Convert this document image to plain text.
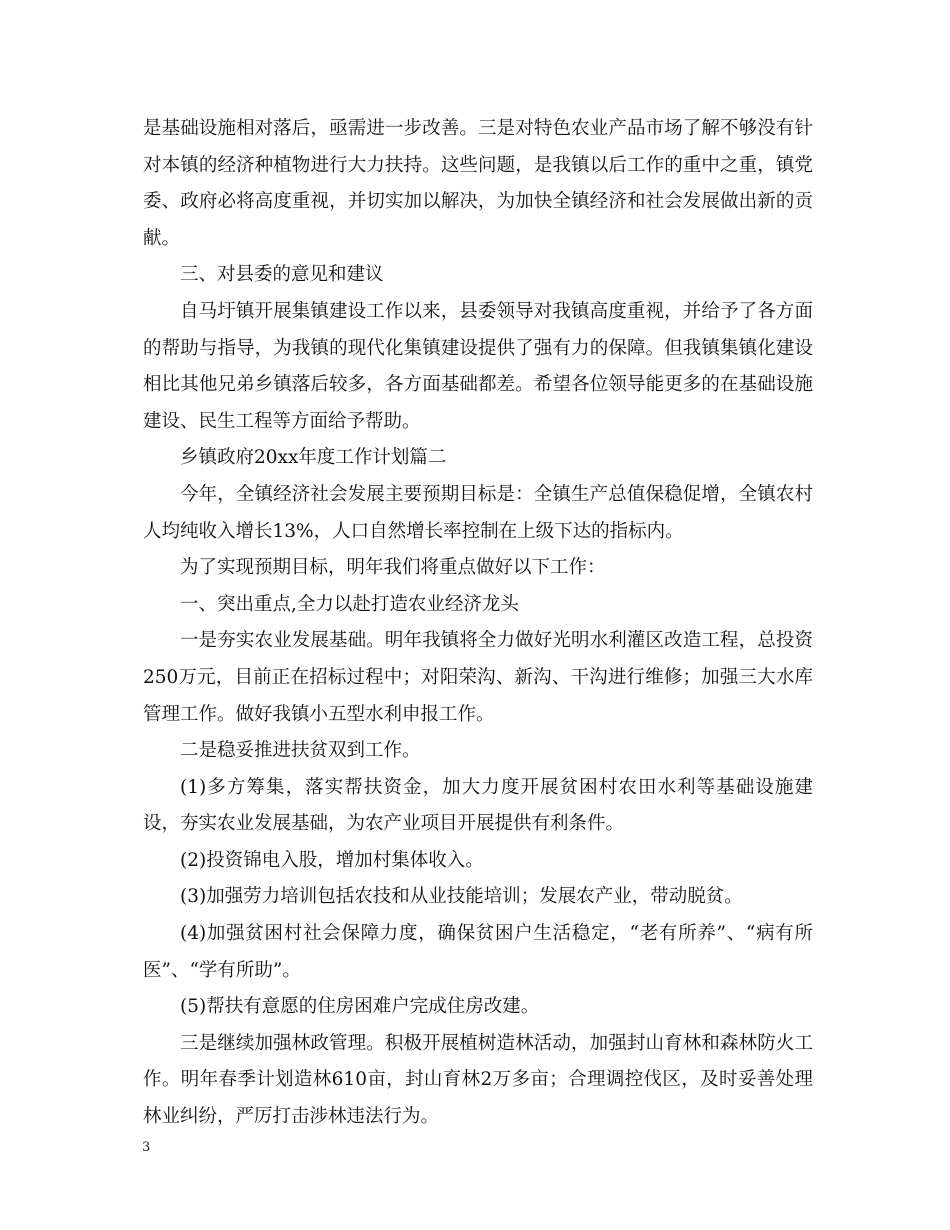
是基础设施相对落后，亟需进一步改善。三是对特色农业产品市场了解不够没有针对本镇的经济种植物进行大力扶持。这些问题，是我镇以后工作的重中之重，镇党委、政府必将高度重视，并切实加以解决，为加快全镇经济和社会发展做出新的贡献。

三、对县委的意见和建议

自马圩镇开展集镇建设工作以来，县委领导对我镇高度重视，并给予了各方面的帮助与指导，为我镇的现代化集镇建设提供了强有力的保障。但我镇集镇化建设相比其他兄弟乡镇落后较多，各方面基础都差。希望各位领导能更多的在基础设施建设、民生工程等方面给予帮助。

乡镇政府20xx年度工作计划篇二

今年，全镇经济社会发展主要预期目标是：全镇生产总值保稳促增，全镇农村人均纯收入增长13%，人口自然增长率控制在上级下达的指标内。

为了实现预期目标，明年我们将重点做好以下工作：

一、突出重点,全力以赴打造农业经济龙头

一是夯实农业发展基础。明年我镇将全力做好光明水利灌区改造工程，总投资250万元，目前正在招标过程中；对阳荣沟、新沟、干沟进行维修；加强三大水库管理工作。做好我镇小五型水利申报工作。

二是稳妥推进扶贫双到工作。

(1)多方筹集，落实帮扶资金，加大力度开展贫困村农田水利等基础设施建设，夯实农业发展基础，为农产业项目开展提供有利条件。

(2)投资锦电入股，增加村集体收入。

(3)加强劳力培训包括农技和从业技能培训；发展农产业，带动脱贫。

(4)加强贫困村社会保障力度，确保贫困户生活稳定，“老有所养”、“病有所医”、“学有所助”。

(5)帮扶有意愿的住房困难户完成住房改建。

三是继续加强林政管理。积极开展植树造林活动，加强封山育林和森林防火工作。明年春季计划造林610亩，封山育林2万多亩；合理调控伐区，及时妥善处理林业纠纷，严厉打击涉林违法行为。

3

▶ [Exercise description]: Copy the entries exactly. Leave out the images.

▶ [In response]:
Convert this document image to plain text.
是基础设施相对落后，亟需进一步改善。三是对特色农业产品市场了解不够没有针对本镇的经济种植物进行大力扶持。这些问题，是我镇以后工作的重中之重，镇党委、政府必将高度重视，并切实加以解决，为加快全镇经济和社会发展做出新的贡献。

三、对县委的意见和建议

自马圩镇开展集镇建设工作以来，县委领导对我镇高度重视，并给予了各方面的帮助与指导，为我镇的现代化集镇建设提供了强有力的保障。但我镇集镇化建设相比其他兄弟乡镇落后较多，各方面基础都差。希望各位领导能更多的在基础设施建设、民生工程等方面给予帮助。

乡镇政府20xx年度工作计划篇二

今年，全镇经济社会发展主要预期目标是：全镇生产总值保稳促增，全镇农村人均纯收入增长13%，人口自然增长率控制在上级下达的指标内。

为了实现预期目标，明年我们将重点做好以下工作：

一、突出重点,全力以赴打造农业经济龙头

一是夯实农业发展基础。明年我镇将全力做好光明水利灌区改造工程，总投资250万元，目前正在招标过程中；对阳荣沟、新沟、干沟进行维修；加强三大水库管理工作。做好我镇小五型水利申报工作。

二是稳妥推进扶贫双到工作。

(1)多方筹集，落实帮扶资金，加大力度开展贫困村农田水利等基础设施建设，夯实农业发展基础，为农产业项目开展提供有利条件。

(2)投资锦电入股，增加村集体收入。

(3)加强劳力培训包括农技和从业技能培训；发展农产业，带动脱贫。

(4)加强贫困村社会保障力度，确保贫困户生活稳定，“老有所养”、“病有所医”、“学有所助”。

(5)帮扶有意愿的住房困难户完成住房改建。

三是继续加强林政管理。积极开展植树造林活动，加强封山育林和森林防火工作。明年春季计划造林610亩，封山育林2万多亩；合理调控伐区，及时妥善处理林业纠纷，严厉打击涉林违法行为。

3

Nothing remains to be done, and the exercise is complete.